Using the material below, work out how many lines contain the word "答案不唯一". Reply with the number and nothing more.

= = =

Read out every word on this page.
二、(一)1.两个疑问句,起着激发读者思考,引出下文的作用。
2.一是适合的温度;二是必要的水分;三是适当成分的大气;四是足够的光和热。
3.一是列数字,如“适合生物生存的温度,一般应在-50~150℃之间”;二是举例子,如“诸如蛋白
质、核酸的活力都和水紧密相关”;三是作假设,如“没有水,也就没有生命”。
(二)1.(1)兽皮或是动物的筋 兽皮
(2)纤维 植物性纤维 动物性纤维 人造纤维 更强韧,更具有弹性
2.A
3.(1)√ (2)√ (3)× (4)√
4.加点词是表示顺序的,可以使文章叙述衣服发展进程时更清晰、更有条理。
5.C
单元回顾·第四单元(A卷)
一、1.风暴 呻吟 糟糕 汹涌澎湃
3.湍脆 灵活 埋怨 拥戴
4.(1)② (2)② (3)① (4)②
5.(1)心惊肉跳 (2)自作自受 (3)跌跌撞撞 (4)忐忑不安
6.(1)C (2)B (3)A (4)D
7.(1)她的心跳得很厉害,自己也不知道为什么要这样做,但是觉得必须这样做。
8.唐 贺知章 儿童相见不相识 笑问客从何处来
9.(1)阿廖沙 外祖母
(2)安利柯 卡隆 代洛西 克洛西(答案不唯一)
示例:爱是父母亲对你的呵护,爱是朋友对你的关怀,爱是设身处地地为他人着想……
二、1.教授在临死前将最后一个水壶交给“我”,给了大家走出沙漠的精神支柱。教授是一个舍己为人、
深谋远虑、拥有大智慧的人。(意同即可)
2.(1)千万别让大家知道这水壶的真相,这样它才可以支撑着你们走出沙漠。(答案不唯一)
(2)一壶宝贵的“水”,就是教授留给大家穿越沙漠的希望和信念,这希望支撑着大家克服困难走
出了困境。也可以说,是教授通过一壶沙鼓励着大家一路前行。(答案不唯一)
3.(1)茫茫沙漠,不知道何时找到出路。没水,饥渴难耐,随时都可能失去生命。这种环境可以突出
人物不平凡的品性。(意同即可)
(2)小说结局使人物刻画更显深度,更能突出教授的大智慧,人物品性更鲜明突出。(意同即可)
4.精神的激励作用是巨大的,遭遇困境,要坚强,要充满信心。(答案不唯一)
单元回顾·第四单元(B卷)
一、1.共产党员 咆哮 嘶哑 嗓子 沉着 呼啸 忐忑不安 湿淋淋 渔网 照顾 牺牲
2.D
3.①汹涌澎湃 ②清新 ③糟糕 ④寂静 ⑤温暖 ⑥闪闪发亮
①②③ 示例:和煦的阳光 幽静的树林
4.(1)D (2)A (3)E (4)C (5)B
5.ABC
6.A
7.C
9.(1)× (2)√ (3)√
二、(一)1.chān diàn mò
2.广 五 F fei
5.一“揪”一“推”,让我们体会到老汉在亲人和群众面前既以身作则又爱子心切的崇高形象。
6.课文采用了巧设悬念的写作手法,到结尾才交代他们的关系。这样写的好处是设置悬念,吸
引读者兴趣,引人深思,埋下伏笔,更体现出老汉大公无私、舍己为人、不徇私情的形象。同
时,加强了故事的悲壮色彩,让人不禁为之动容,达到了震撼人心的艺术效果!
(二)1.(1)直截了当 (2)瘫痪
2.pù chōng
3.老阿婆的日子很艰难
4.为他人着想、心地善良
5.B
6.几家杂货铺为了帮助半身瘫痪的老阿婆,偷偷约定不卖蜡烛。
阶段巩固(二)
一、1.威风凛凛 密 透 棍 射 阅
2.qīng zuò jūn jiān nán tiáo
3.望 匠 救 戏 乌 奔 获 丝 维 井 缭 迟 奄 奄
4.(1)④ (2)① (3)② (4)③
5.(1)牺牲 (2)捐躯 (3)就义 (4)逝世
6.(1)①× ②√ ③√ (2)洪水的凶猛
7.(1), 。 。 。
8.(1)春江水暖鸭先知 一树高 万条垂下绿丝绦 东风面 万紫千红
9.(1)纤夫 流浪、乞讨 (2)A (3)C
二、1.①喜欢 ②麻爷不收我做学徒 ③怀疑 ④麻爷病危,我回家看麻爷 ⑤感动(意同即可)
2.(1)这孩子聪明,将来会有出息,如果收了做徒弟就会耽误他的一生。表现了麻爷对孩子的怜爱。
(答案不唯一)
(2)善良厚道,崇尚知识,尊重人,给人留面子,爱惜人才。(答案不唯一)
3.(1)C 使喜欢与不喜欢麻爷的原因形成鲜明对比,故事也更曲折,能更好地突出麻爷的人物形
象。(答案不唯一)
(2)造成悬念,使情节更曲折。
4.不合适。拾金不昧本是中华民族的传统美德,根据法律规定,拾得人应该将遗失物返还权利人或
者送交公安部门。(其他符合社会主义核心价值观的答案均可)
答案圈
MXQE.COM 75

= = =

**FULL ANSWER:** 7